-- Problem details --
Locate the word "French" in the data below, then copy every line that holds it.

-- Data records --
.....

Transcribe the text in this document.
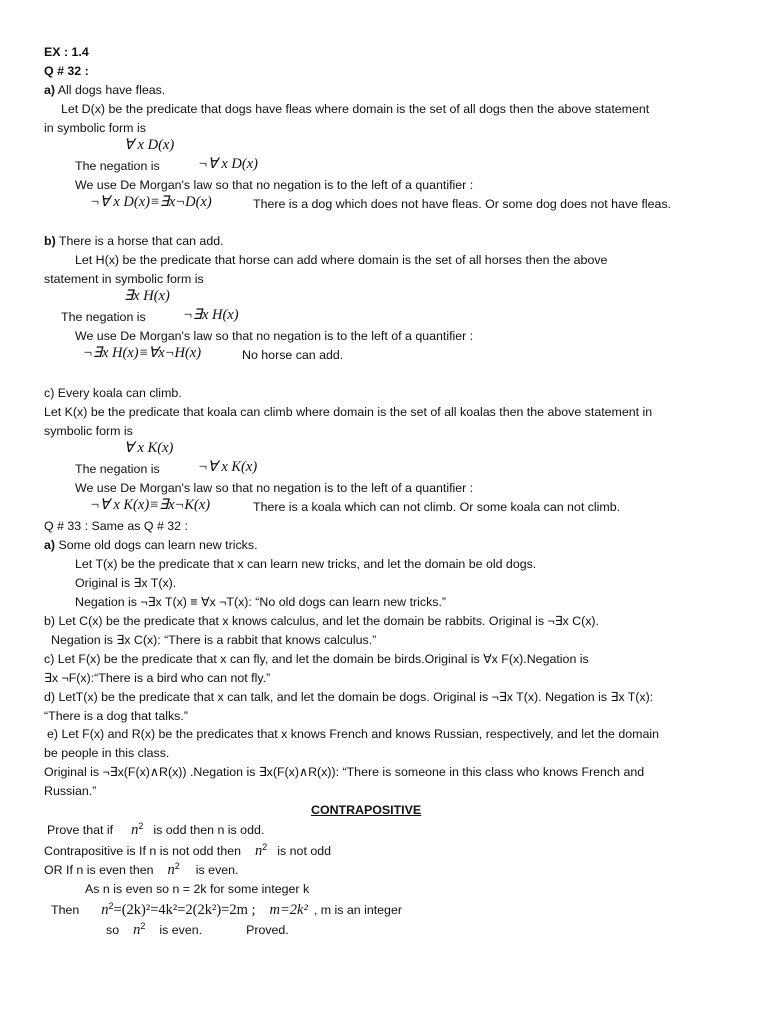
EX : 1.4
Q # 32 :
a) All dogs have fleas.
Let D(x) be the predicate that dogs have fleas where domain is the set of all dogs then the above statement
in symbolic form is
∀ x D(x)
The negation is	¬∀ x D(x)
We use De Morgan's law so that no negation is to the left of a quantifier :
¬∀ x D(x)≡∃x¬D(x)	There is a dog which does not have fleas. Or some dog does not have fleas.
b) There is a horse that can add.
Let H(x) be the predicate that horse can add where domain is the set of all horses then the above
statement in symbolic form is
∃x H(x)
The negation is	¬∃x H(x)
We use De Morgan's law so that no negation is to the left of a quantifier :
¬∃x H(x)≡∀x¬H(x)	No horse can add.
c) Every koala can climb.
Let K(x) be the predicate that koala can climb where domain is the set of all koalas then the above statement in
symbolic form is
∀ x K(x)
The negation is	¬∀ x K(x)
We use De Morgan's law so that no negation is to the left of a quantifier :
¬∀ x K(x)≡∃x¬K(x)	There is a koala which can not climb. Or some koala can not climb.
Q # 33 : Same as Q # 32 :
a) Some old dogs can learn new tricks.
Let T(x) be the predicate that x can learn new tricks, and let the domain be old dogs.
Original is ∃x T(x).
Negation is ¬∃x T(x) ≡ ∀x ¬T(x): “No old dogs can learn new tricks.”
b) Let C(x) be the predicate that x knows calculus, and let the domain be rabbits. Original is ¬∃x C(x).
Negation is ∃x C(x): “There is a rabbit that knows calculus.”
c) Let F(x) be the predicate that x can fly, and let the domain be birds.Original is ∀x F(x).Negation is
∃x ¬F(x):“There is a bird who can not fly.”
d) LetT(x) be the predicate that x can talk, and let the domain be dogs. Original is ¬∃x T(x). Negation is ∃x T(x):
“There is a dog that talks.”
e) Let F(x) and R(x) be the predicates that x knows French and knows Russian, respectively, and let the domain
be people in this class.
Original is ¬∃x(F(x)∧R(x)) .Negation is ∃x(F(x)∧R(x)): “There is someone in this class who knows French and
Russian.”
CONTRAPOSITIVE
Prove that if $n^2$ is odd then n is odd.
Contrapositive is If n is not odd then $n^2$ is not odd
OR If n is even then $n^2$ is even.
As n is even so n = 2k for some integer k
Then $n^2=(2k)^2=4k^2=2(2k^2)=2m$ ; m=2k² , m is an integer
so $n^2$ is even.	Proved.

.....

-- Reply to the task --
e) Let F(x) and R(x) be the predicates that x knows French and knows Russian, respectively, and let the domain
Original is ¬∃x(F(x)∧R(x)) .Negation is ∃x(F(x)∧R(x)): “There is someone in this class who knows French and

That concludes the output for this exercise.